- DATA LINES:
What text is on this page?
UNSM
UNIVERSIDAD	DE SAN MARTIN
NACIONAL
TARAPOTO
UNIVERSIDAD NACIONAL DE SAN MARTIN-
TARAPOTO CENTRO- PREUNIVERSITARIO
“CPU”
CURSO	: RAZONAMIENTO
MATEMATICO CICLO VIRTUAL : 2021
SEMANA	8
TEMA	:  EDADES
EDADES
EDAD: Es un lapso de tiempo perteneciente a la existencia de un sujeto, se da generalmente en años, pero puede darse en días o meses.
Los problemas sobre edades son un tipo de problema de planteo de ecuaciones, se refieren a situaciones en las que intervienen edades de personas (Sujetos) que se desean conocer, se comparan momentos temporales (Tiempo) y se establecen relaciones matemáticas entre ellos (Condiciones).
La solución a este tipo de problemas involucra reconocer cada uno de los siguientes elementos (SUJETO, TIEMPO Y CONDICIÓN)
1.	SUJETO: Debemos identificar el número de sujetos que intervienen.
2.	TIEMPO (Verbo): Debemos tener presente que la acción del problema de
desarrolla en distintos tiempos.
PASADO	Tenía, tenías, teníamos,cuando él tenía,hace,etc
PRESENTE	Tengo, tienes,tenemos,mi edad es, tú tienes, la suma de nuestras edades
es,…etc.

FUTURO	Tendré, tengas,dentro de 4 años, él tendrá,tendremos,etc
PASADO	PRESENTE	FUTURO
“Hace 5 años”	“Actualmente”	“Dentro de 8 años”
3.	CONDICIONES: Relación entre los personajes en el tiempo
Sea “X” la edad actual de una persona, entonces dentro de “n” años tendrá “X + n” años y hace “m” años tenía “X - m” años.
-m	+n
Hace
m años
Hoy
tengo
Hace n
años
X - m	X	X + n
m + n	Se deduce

...

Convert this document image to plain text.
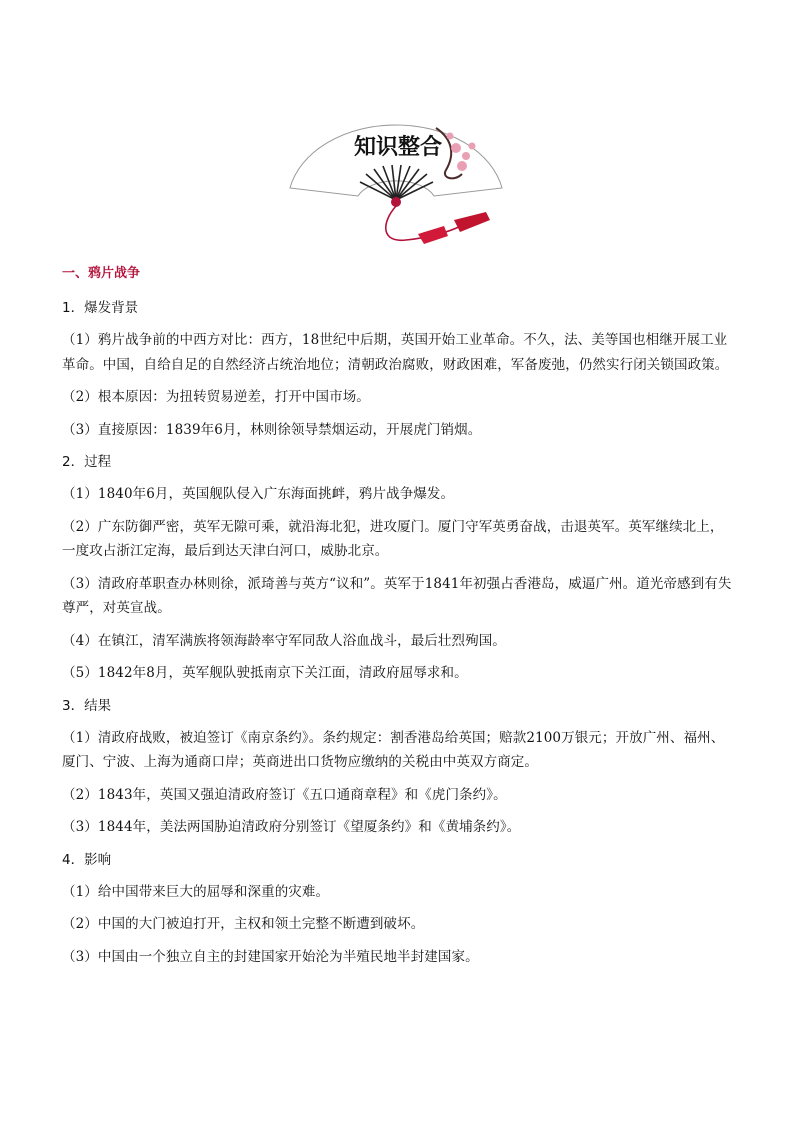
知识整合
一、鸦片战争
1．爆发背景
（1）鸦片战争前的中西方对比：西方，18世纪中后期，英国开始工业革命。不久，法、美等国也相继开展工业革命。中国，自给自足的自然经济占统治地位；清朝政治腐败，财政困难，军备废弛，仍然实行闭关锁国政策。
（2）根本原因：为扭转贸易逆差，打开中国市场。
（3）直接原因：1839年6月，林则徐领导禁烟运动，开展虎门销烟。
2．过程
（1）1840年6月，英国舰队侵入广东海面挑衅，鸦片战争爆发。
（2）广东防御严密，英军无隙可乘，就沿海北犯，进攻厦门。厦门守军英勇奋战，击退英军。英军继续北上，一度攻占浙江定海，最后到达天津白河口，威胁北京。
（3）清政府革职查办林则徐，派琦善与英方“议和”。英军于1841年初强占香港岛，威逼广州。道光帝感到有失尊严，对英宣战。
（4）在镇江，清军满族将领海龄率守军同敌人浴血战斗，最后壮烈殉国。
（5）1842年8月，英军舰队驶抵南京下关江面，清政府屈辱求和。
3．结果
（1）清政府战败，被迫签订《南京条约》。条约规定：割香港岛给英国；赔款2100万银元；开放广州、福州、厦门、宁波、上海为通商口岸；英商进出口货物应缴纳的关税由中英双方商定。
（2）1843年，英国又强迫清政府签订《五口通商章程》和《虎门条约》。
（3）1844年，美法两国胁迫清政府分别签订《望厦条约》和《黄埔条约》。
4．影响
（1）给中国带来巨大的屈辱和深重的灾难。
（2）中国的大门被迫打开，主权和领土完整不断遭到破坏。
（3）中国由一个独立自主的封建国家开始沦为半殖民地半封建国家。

- GIVEN TASK: Copy out all lines where the word "entre" appears.

- THE OUTPUT:
Los problemas sobre edades son un tipo de problema de planteo de ecuaciones, se refieren a situaciones en las que intervienen edades de personas (Sujetos) que se desean conocer, se comparan momentos temporales (Tiempo) y se establecen relaciones matemáticas entre ellos (Condiciones).
3.	CONDICIONES: Relación entre los personajes en el tiempo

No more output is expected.